The task → In the notes on the Levi-Civita connection below, set down the text between "Mind you there" and "(probably) non-coordinate basis.", inclusive, without changing anything.

-- Start Passage shown --

Mind you there are more than one diagonalization, and therefore more than one possible ${e^a}_i$ which transforms $g_{ab}$ to $\eta_{ij}$.

TODO show that $(e')_i = {\Lambda^j}_i e_j$ retains all properties for Lorentz transform ${\Lambda^j}_i$, (TODO which properties?)
so $e_i$ is gauge invariant wrt ${\Lambda^j}_i$

Let $(\hat{\nabla}_\eta)_i$ be defined as the covariant derivative associated with the metric $\eta_{ij}$ with connection possessing zero torsion, so it's the unique Levi-Civita connection of a diagonalized, (probably) non-coordinate basis.

Let ${(\hat{\Gamma}_\eta)^i}_{jk}$ be the zero-torsion Levi-Civita connection associated with the covariant derivative $(\hat{\nabla}_\eta)_i$.

${(\hat{\Gamma}_\eta)^i}_{jk}$ is defined by $(\hat\nabla_\eta)_i e_j = {(\hat{\Gamma}_\eta)^k}_{ij} e_k$.

The Levi-Civita connection with a constant metric (such as our diagonalized $e_i = {e^a}_i e_a)$:
$(\hat{\Gamma}_\eta)_{ijk} = \frac{1}{2} ( e_k (\eta_{ij}) + e_j (\eta_{ik}) - e_i (\eta_{jk}) + (c_\eta)_{ijk} + (c_\eta)_{ikj} - (c_\eta)_{kji} )$
$= \frac{1}{2} ( (c_\eta)_{ijk} + (c_\eta)_{ikj} - (c_\eta)_{kji} )$
$c_\eta$ is the commutation associated with our diagonalized $e_i$ operators.

-- End Passage shown --
-- Start Supplied material --

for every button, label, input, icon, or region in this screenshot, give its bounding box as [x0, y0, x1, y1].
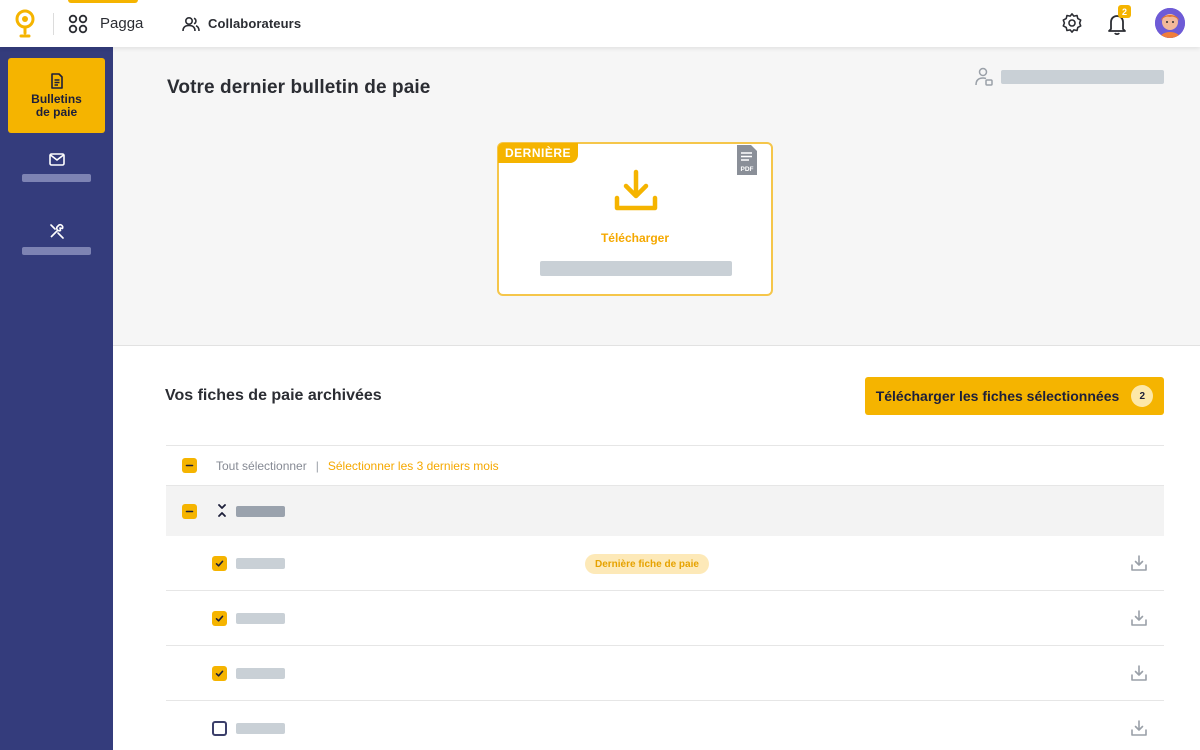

-- End Supplied material --

Written reply →
Mind you there are more than one diagonalization, and therefore more than one possible ${e^a}_i$ which transforms $g_{ab}$ to $\eta_{ij}$.

TODO show that $(e')_i = {\Lambda^j}_i e_j$ retains all properties for Lorentz transform ${\Lambda^j}_i$, (TODO which properties?)
so $e_i$ is gauge invariant wrt ${\Lambda^j}_i$

Let $(\hat{\nabla}_\eta)_i$ be defined as the covariant derivative associated with the metric $\eta_{ij}$ with connection possessing zero torsion, so it's the unique Levi-Civita connection of a diagonalized, (probably) non-coordinate basis.